Data to use:

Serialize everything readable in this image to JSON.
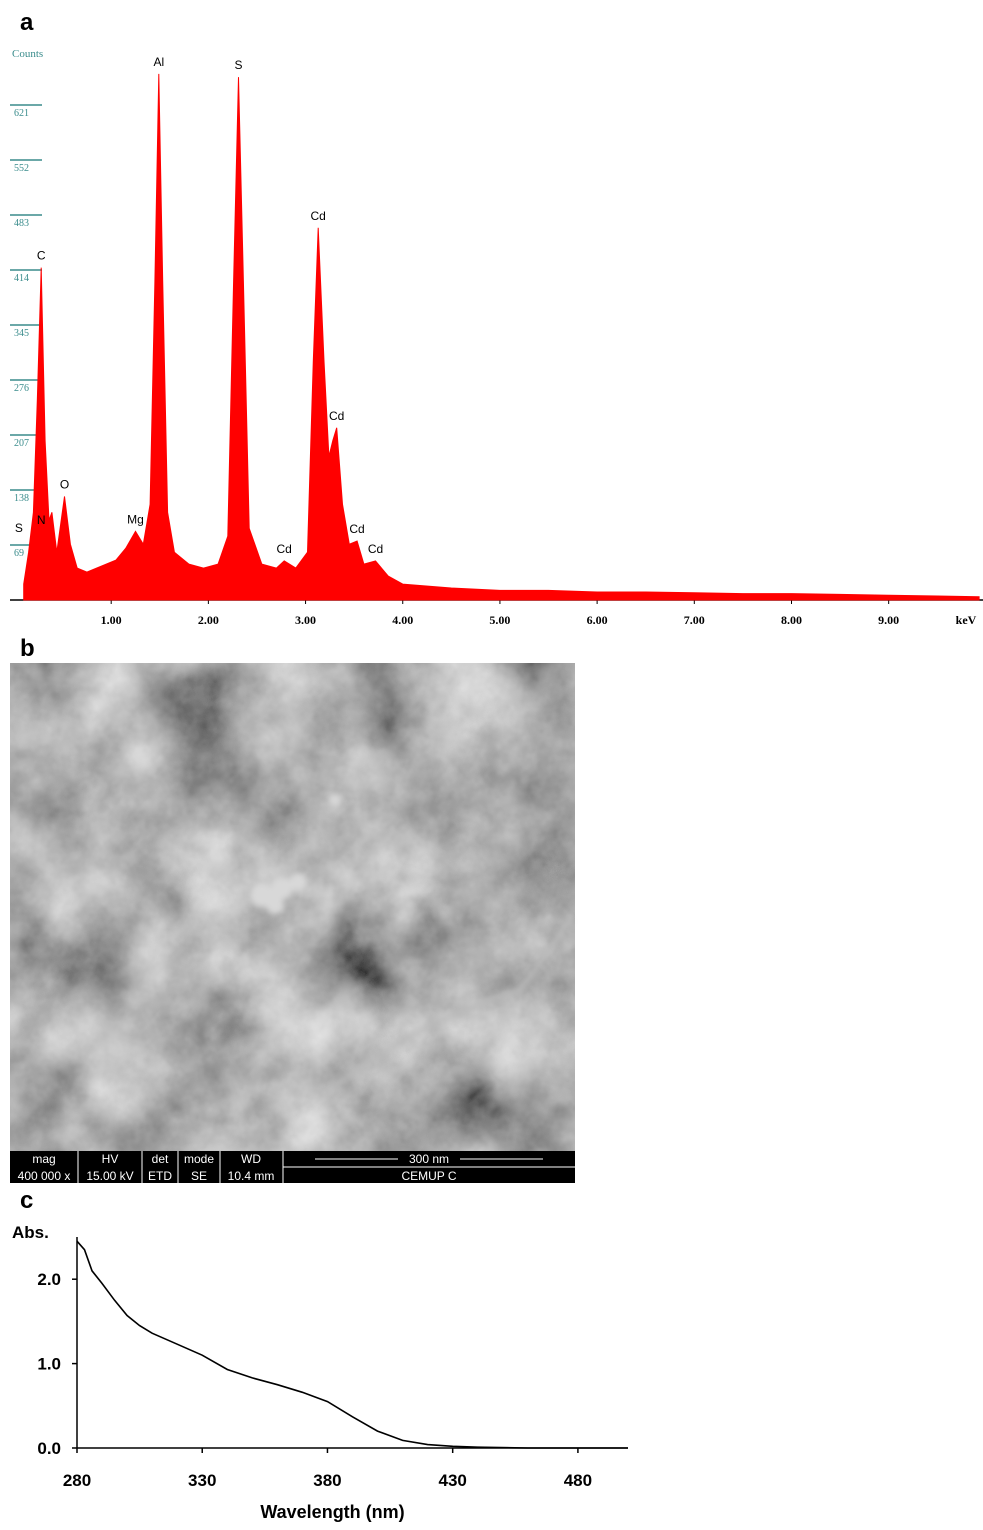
{
  "panel_labels": [
    "a",
    "b",
    "c"
  ],
  "chart_data": [
    {
      "type": "area",
      "ylabel": "Counts",
      "xlabel": "keV",
      "color": "#ff0000",
      "x": [
        0.1,
        0.15,
        0.2,
        0.24,
        0.28,
        0.32,
        0.36,
        0.39,
        0.44,
        0.52,
        0.58,
        0.65,
        0.75,
        0.85,
        0.95,
        1.05,
        1.15,
        1.25,
        1.33,
        1.4,
        1.45,
        1.49,
        1.53,
        1.58,
        1.65,
        1.8,
        1.95,
        2.1,
        2.2,
        2.26,
        2.31,
        2.36,
        2.42,
        2.55,
        2.7,
        2.78,
        2.9,
        3.02,
        3.08,
        3.13,
        3.19,
        3.24,
        3.28,
        3.32,
        3.38,
        3.45,
        3.53,
        3.6,
        3.72,
        3.85,
        4.0,
        4.5,
        5.0,
        5.5,
        6.0,
        6.5,
        7.0,
        7.5,
        8.0,
        8.5,
        9.0,
        9.5,
        9.93
      ],
      "values": [
        20,
        60,
        110,
        250,
        417,
        200,
        100,
        110,
        60,
        130,
        70,
        40,
        35,
        40,
        45,
        50,
        65,
        86,
        70,
        120,
        400,
        660,
        400,
        110,
        60,
        45,
        40,
        45,
        80,
        400,
        656,
        400,
        90,
        45,
        40,
        49,
        40,
        60,
        300,
        467,
        300,
        180,
        200,
        216,
        120,
        70,
        74,
        45,
        49,
        30,
        20,
        15,
        12,
        12,
        10,
        10,
        9,
        8,
        8,
        7,
        6,
        5,
        4
      ],
      "xlim": [
        0,
        9.95
      ],
      "ylim": [
        0,
        690
      ],
      "xticks": [
        {
          "value": 1,
          "label": "1.00"
        },
        {
          "value": 2,
          "label": "2.00"
        },
        {
          "value": 3,
          "label": "3.00"
        },
        {
          "value": 4,
          "label": "4.00"
        },
        {
          "value": 5,
          "label": "5.00"
        },
        {
          "value": 6,
          "label": "6.00"
        },
        {
          "value": 7,
          "label": "7.00"
        },
        {
          "value": 8,
          "label": "8.00"
        },
        {
          "value": 9,
          "label": "9.00"
        }
      ],
      "yticks": [
        69,
        138,
        207,
        276,
        345,
        414,
        483,
        552,
        621
      ],
      "annotations": [
        {
          "text": "S",
          "x": 0.05,
          "y": 75
        },
        {
          "text": "C",
          "x": 0.28,
          "y": 417
        },
        {
          "text": "N",
          "x": 0.28,
          "y": 85
        },
        {
          "text": "O",
          "x": 0.52,
          "y": 130
        },
        {
          "text": "Mg",
          "x": 1.25,
          "y": 86
        },
        {
          "text": "Al",
          "x": 1.49,
          "y": 660
        },
        {
          "text": "S",
          "x": 2.31,
          "y": 656
        },
        {
          "text": "Cd",
          "x": 2.78,
          "y": 49
        },
        {
          "text": "Cd",
          "x": 3.13,
          "y": 467
        },
        {
          "text": "Cd",
          "x": 3.32,
          "y": 216
        },
        {
          "text": "Cd",
          "x": 3.53,
          "y": 74
        },
        {
          "text": "Cd",
          "x": 3.72,
          "y": 49
        }
      ]
    },
    {
      "type": "line",
      "ylabel": "Abs.",
      "xlabel": "Wavelength (nm)",
      "color": "#000000",
      "x": [
        280,
        283,
        286,
        290,
        295,
        300,
        305,
        310,
        320,
        330,
        340,
        350,
        360,
        370,
        380,
        390,
        400,
        410,
        420,
        430,
        440,
        460,
        480,
        500
      ],
      "values": [
        2.45,
        2.35,
        2.1,
        1.95,
        1.75,
        1.57,
        1.45,
        1.36,
        1.23,
        1.1,
        0.93,
        0.83,
        0.75,
        0.66,
        0.55,
        0.37,
        0.2,
        0.09,
        0.04,
        0.02,
        0.01,
        0,
        0,
        0
      ],
      "xlim": [
        280,
        500
      ],
      "ylim": [
        0,
        2.5
      ],
      "xticks": [
        280,
        330,
        380,
        430,
        480
      ],
      "yticks": [
        {
          "value": 0,
          "label": "0.0"
        },
        {
          "value": 1,
          "label": "1.0"
        },
        {
          "value": 2,
          "label": "2.0"
        }
      ]
    }
  ],
  "sem_image": {
    "headers": [
      "mag",
      "HV",
      "det",
      "mode",
      "WD"
    ],
    "values": [
      "400 000 x",
      "15.00 kV",
      "ETD",
      "SE",
      "10.4 mm"
    ],
    "scale_bar": "300 nm",
    "label": "CEMUP C"
  }
}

Exercise description:
Quote all the records verbatim, dropping any pictures from your copy.

Reply to the task:
Serialize everything readable in this image to JSON.
{
  "panel_labels": [
    "a",
    "b",
    "c"
  ],
  "chart_data": [
    {
      "type": "area",
      "ylabel": "Counts",
      "xlabel": "keV",
      "color": "#ff0000",
      "x": [
        0.1,
        0.15,
        0.2,
        0.24,
        0.28,
        0.32,
        0.36,
        0.39,
        0.44,
        0.52,
        0.58,
        0.65,
        0.75,
        0.85,
        0.95,
        1.05,
        1.15,
        1.25,
        1.33,
        1.4,
        1.45,
        1.49,
        1.53,
        1.58,
        1.65,
        1.8,
        1.95,
        2.1,
        2.2,
        2.26,
        2.31,
        2.36,
        2.42,
        2.55,
        2.7,
        2.78,
        2.9,
        3.02,
        3.08,
        3.13,
        3.19,
        3.24,
        3.28,
        3.32,
        3.38,
        3.45,
        3.53,
        3.6,
        3.72,
        3.85,
        4.0,
        4.5,
        5.0,
        5.5,
        6.0,
        6.5,
        7.0,
        7.5,
        8.0,
        8.5,
        9.0,
        9.5,
        9.93
      ],
      "values": [
        20,
        60,
        110,
        250,
        417,
        200,
        100,
        110,
        60,
        130,
        70,
        40,
        35,
        40,
        45,
        50,
        65,
        86,
        70,
        120,
        400,
        660,
        400,
        110,
        60,
        45,
        40,
        45,
        80,
        400,
        656,
        400,
        90,
        45,
        40,
        49,
        40,
        60,
        300,
        467,
        300,
        180,
        200,
        216,
        120,
        70,
        74,
        45,
        49,
        30,
        20,
        15,
        12,
        12,
        10,
        10,
        9,
        8,
        8,
        7,
        6,
        5,
        4
      ],
      "xlim": [
        0,
        9.95
      ],
      "ylim": [
        0,
        690
      ],
      "xticks": [
        {
          "value": 1,
          "label": "1.00"
        },
        {
          "value": 2,
          "label": "2.00"
        },
        {
          "value": 3,
          "label": "3.00"
        },
        {
          "value": 4,
          "label": "4.00"
        },
        {
          "value": 5,
          "label": "5.00"
        },
        {
          "value": 6,
          "label": "6.00"
        },
        {
          "value": 7,
          "label": "7.00"
        },
        {
          "value": 8,
          "label": "8.00"
        },
        {
          "value": 9,
          "label": "9.00"
        }
      ],
      "yticks": [
        69,
        138,
        207,
        276,
        345,
        414,
        483,
        552,
        621
      ],
      "annotations": [
        {
          "text": "S",
          "x": 0.05,
          "y": 75
        },
        {
          "text": "C",
          "x": 0.28,
          "y": 417
        },
        {
          "text": "N",
          "x": 0.28,
          "y": 85
        },
        {
          "text": "O",
          "x": 0.52,
          "y": 130
        },
        {
          "text": "Mg",
          "x": 1.25,
          "y": 86
        },
        {
          "text": "Al",
          "x": 1.49,
          "y": 660
        },
        {
          "text": "S",
          "x": 2.31,
          "y": 656
        },
        {
          "text": "Cd",
          "x": 2.78,
          "y": 49
        },
        {
          "text": "Cd",
          "x": 3.13,
          "y": 467
        },
        {
          "text": "Cd",
          "x": 3.32,
          "y": 216
        },
        {
          "text": "Cd",
          "x": 3.53,
          "y": 74
        },
        {
          "text": "Cd",
          "x": 3.72,
          "y": 49
        }
      ]
    },
    {
      "type": "line",
      "ylabel": "Abs.",
      "xlabel": "Wavelength (nm)",
      "color": "#000000",
      "x": [
        280,
        283,
        286,
        290,
        295,
        300,
        305,
        310,
        320,
        330,
        340,
        350,
        360,
        370,
        380,
        390,
        400,
        410,
        420,
        430,
        440,
        460,
        480,
        500
      ],
      "values": [
        2.45,
        2.35,
        2.1,
        1.95,
        1.75,
        1.57,
        1.45,
        1.36,
        1.23,
        1.1,
        0.93,
        0.83,
        0.75,
        0.66,
        0.55,
        0.37,
        0.2,
        0.09,
        0.04,
        0.02,
        0.01,
        0,
        0,
        0
      ],
      "xlim": [
        280,
        500
      ],
      "ylim": [
        0,
        2.5
      ],
      "xticks": [
        280,
        330,
        380,
        430,
        480
      ],
      "yticks": [
        {
          "value": 0,
          "label": "0.0"
        },
        {
          "value": 1,
          "label": "1.0"
        },
        {
          "value": 2,
          "label": "2.0"
        }
      ]
    }
  ],
  "sem_image": {
    "headers": [
      "mag",
      "HV",
      "det",
      "mode",
      "WD"
    ],
    "values": [
      "400 000 x",
      "15.00 kV",
      "ETD",
      "SE",
      "10.4 mm"
    ],
    "scale_bar": "300 nm",
    "label": "CEMUP C"
  }
}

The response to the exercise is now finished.